Extracted entries →
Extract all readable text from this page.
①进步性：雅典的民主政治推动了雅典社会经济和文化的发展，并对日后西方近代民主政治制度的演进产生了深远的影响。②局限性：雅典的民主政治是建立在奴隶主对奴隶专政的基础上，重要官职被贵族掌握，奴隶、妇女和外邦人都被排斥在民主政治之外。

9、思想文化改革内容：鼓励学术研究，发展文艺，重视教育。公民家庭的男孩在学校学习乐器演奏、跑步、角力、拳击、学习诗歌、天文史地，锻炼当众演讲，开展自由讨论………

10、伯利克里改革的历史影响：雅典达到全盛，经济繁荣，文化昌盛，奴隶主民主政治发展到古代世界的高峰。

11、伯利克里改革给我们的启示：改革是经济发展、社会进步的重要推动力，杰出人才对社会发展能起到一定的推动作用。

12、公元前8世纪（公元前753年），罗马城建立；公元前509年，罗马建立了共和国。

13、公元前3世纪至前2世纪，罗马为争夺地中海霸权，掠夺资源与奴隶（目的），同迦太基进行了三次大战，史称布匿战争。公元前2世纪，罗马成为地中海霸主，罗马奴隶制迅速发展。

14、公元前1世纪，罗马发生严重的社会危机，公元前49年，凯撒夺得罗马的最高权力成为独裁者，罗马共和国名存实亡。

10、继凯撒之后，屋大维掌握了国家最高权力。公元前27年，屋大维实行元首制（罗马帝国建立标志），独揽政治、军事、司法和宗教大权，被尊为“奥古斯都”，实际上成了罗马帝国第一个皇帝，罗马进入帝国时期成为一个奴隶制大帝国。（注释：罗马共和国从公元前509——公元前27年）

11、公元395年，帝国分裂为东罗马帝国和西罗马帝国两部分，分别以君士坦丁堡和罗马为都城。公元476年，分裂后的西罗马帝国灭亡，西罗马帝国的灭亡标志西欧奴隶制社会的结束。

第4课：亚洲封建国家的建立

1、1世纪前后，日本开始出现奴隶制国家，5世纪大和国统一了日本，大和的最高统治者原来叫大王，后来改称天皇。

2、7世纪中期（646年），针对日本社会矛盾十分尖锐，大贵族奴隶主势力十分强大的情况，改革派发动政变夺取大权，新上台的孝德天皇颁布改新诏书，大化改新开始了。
* * *
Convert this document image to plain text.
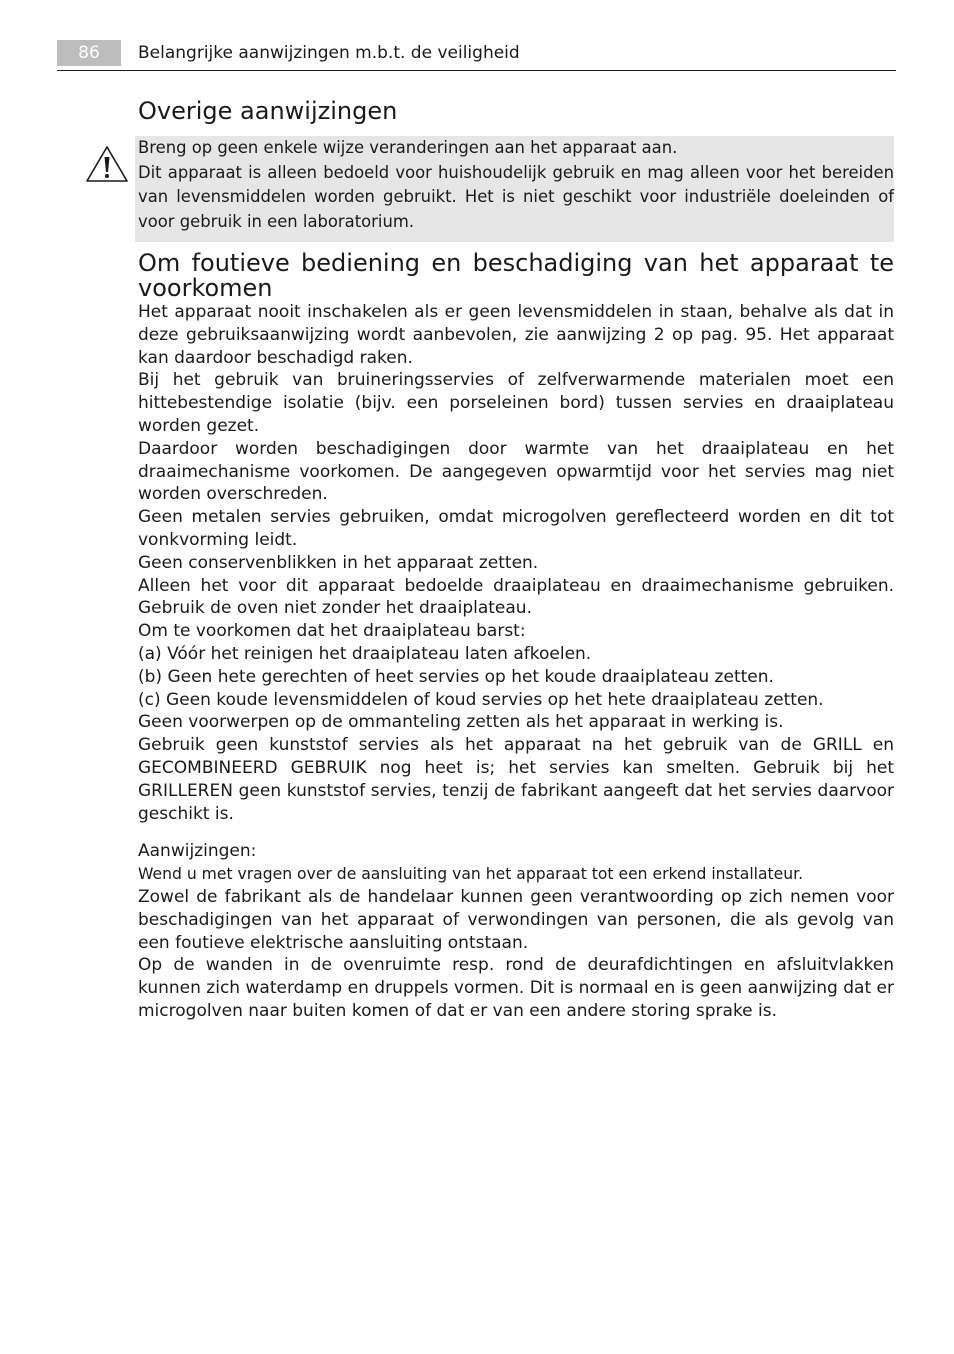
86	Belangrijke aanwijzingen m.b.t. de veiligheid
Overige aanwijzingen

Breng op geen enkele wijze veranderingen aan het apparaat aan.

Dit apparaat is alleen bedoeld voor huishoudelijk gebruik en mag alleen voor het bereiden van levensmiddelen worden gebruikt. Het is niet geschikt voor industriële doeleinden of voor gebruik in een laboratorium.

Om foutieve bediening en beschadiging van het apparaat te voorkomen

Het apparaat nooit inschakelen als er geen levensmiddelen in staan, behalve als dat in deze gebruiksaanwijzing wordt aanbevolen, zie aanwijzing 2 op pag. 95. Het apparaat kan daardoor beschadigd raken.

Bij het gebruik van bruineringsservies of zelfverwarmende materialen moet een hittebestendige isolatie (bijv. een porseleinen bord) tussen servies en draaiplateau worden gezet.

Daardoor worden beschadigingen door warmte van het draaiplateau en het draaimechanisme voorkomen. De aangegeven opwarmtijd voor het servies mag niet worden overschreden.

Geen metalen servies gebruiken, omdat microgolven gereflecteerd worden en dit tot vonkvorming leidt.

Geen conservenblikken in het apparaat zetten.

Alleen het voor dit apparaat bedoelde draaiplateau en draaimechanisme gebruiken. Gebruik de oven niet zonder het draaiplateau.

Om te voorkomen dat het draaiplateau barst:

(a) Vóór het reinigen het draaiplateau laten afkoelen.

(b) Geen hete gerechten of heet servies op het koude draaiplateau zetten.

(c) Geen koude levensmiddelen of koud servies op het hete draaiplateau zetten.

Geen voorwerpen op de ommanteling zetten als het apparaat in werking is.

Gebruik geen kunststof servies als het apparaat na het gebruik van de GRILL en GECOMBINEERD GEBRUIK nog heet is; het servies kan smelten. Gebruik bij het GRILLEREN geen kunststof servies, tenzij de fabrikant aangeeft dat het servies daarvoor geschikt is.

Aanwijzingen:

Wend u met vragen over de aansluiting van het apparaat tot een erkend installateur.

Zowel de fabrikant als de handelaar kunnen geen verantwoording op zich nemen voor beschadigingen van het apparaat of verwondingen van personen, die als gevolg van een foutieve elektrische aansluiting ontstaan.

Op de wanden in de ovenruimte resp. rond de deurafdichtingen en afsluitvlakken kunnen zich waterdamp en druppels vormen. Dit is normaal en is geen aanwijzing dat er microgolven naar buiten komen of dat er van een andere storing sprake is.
--
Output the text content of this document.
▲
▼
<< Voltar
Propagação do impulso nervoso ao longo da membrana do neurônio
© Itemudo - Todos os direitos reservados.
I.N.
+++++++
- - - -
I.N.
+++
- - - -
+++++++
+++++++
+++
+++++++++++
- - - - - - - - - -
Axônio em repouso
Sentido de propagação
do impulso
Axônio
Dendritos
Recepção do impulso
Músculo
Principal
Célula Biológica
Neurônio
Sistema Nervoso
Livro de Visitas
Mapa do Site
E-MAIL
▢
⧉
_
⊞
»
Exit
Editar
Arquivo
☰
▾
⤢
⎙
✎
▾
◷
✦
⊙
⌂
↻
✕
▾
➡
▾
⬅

Exercise task → Copy each line of the records that contains the word "draaiplateau".

Final result →
Bij het gebruik van bruineringsservies of zelfverwarmende materialen moet een hittebestendige isolatie (bijv. een porseleinen bord) tussen servies en draaiplateau worden gezet.
Daardoor worden beschadigingen door warmte van het draaiplateau en het draaimechanisme voorkomen. De aangegeven opwarmtijd voor het servies mag niet worden overschreden.
Alleen het voor dit apparaat bedoelde draaiplateau en draaimechanisme gebruiken. Gebruik de oven niet zonder het draaiplateau.
Om te voorkomen dat het draaiplateau barst:
(a) Vóór het reinigen het draaiplateau laten afkoelen.
(b) Geen hete gerechten of heet servies op het koude draaiplateau zetten.
(c) Geen koude levensmiddelen of koud servies op het hete draaiplateau zetten.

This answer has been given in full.